* RECORDED INFORMATION *
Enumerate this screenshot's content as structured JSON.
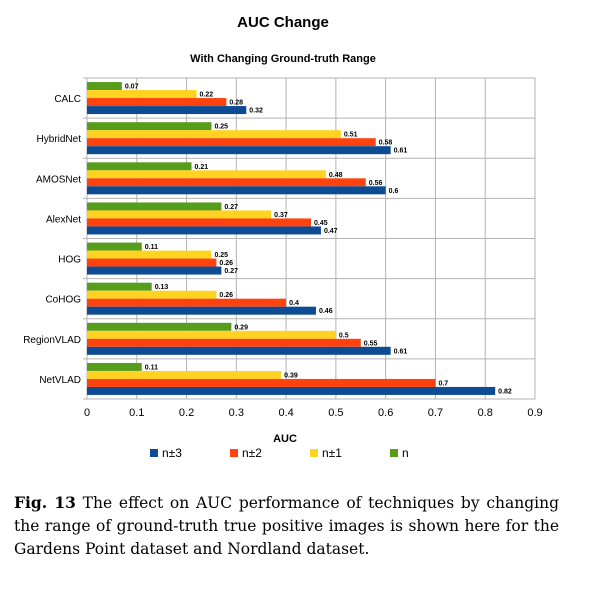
{
  "colors": {
    "n±3": "#0d4c93",
    "n±2": "#ff420e",
    "n±1": "#ffd320",
    "n": "#579d1c",
    "grid": "#b3b3b3"
  },
  "chart_data": {
    "type": "bar",
    "orientation": "horizontal",
    "title": "AUC Change",
    "subtitle": "With Changing Ground-truth Range",
    "xlabel": "AUC",
    "ylabel": "",
    "xlim": [
      0,
      0.9
    ],
    "xticks": [
      "0",
      "0.1",
      "0.2",
      "0.3",
      "0.4",
      "0.5",
      "0.6",
      "0.7",
      "0.8",
      "0.9"
    ],
    "grid": true,
    "legend_position": "bottom",
    "categories": [
      "CALC",
      "HybridNet",
      "AMOSNet",
      "AlexNet",
      "HOG",
      "CoHOG",
      "RegionVLAD",
      "NetVLAD"
    ],
    "series": [
      {
        "name": "n",
        "values": [
          0.07,
          0.25,
          0.21,
          0.27,
          0.11,
          0.13,
          0.29,
          0.11
        ]
      },
      {
        "name": "n±1",
        "values": [
          0.22,
          0.51,
          0.48,
          0.37,
          0.25,
          0.26,
          0.5,
          0.39
        ]
      },
      {
        "name": "n±2",
        "values": [
          0.28,
          0.58,
          0.56,
          0.45,
          0.26,
          0.4,
          0.55,
          0.7
        ]
      },
      {
        "name": "n±3",
        "values": [
          0.32,
          0.61,
          0.6,
          0.47,
          0.27,
          0.46,
          0.61,
          0.82
        ]
      }
    ],
    "legend_order": [
      "n±3",
      "n±2",
      "n±1",
      "n"
    ]
  },
  "caption": {
    "label": "Fig. 13",
    "text": "The effect on AUC performance of techniques by changing the range of ground-truth true positive images is shown here for the Gardens Point dataset and Nordland dataset."
  }
}
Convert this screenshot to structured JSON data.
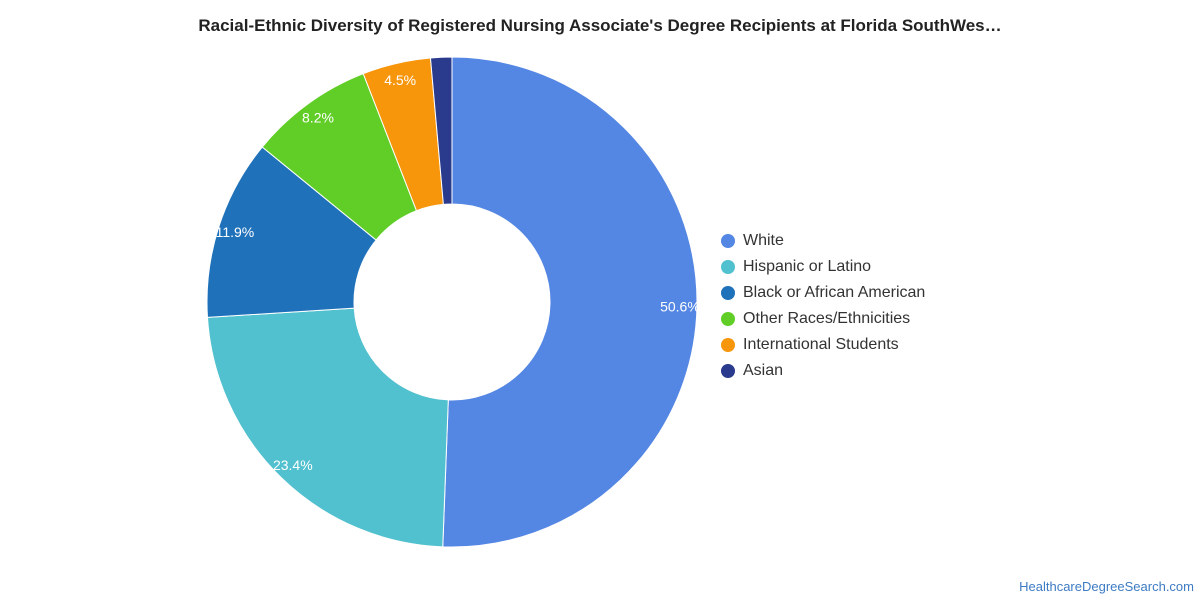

* REQUIREMENTS *
Your answer should be only a number: how many lines of the data above contain the string "screenshot"?

* TASK RESPONSE *
2